Copy out each line featuring the string "Coneixement" from the entries beneath.

.....

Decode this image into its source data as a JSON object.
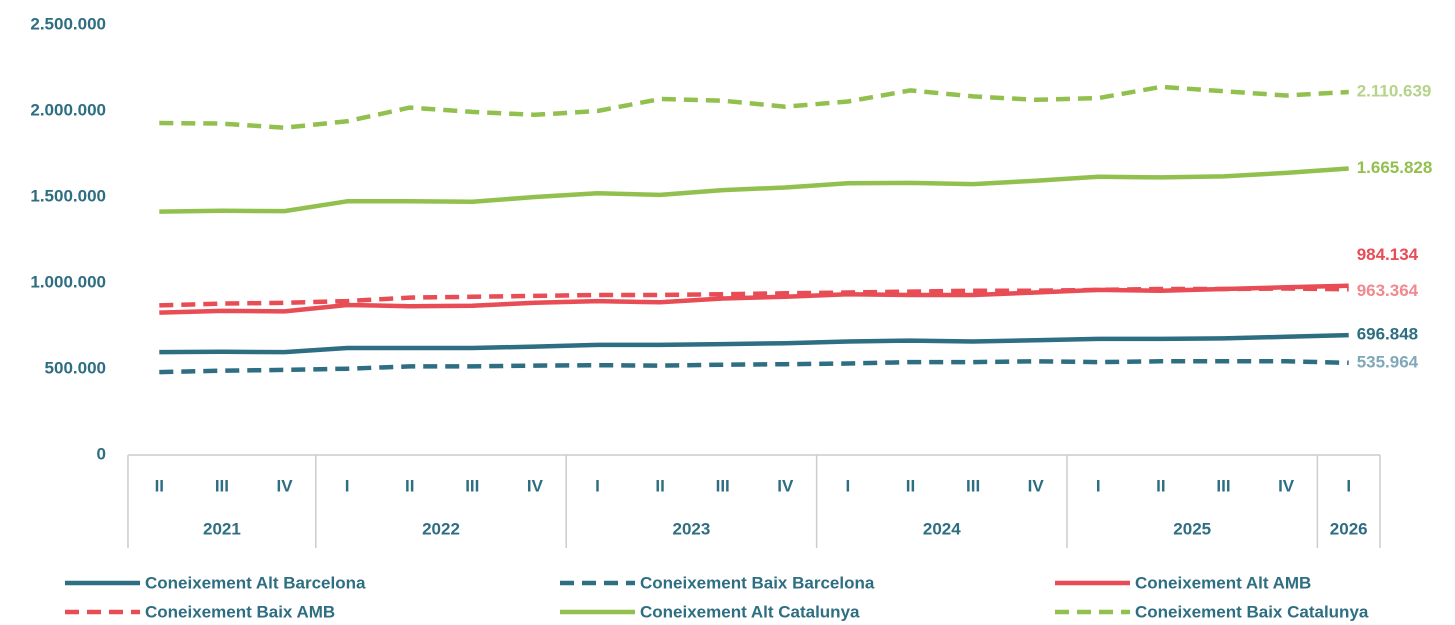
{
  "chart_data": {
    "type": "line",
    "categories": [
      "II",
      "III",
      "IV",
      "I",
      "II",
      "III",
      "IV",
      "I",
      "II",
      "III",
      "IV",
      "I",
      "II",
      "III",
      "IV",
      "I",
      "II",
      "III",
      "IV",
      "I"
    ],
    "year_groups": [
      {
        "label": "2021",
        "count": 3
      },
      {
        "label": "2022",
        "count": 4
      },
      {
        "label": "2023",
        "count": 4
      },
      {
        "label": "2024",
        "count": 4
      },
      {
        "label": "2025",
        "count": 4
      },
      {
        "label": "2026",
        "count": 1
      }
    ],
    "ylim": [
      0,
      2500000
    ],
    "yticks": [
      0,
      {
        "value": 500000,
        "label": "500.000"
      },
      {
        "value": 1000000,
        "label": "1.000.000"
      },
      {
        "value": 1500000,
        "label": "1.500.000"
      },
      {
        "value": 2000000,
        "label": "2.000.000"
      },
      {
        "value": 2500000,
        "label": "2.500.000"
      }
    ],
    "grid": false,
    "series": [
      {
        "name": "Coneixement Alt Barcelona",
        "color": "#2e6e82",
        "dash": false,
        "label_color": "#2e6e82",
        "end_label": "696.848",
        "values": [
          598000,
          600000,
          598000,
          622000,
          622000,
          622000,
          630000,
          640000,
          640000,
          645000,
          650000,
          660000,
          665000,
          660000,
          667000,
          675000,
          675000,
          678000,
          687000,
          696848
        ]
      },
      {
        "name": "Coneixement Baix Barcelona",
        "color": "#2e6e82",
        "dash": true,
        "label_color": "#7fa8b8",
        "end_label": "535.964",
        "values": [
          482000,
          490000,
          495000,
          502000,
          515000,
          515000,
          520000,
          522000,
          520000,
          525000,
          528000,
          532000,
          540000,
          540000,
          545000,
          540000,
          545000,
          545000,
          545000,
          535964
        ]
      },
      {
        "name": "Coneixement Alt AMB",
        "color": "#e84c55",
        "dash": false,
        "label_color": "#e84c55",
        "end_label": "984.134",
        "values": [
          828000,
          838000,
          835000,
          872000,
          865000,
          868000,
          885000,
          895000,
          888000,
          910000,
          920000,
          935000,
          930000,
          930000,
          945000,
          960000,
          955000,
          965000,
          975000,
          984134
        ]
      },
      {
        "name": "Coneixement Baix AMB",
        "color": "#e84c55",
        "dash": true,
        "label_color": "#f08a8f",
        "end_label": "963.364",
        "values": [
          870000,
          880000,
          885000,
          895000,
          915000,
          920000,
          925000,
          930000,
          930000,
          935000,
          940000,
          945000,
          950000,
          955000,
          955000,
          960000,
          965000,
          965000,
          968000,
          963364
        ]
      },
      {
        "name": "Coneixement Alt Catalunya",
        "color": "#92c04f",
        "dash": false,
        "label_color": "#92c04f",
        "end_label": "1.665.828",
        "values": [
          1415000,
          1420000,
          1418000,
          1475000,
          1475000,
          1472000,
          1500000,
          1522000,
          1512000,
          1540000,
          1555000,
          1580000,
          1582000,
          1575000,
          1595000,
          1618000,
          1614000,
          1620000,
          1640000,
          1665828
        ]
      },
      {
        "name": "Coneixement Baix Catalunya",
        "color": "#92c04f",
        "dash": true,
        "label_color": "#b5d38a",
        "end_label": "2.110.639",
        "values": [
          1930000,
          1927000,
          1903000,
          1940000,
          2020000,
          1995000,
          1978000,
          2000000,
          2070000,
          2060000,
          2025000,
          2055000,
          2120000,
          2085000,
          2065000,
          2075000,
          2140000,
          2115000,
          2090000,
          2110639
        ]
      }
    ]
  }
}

.....

- _Solution for this task_
        "name": "Coneixement Alt Barcelona",
        "name": "Coneixement Baix Barcelona",
        "name": "Coneixement Alt AMB",
        "name": "Coneixement Baix AMB",
        "name": "Coneixement Alt Catalunya",
        "name": "Coneixement Baix Catalunya",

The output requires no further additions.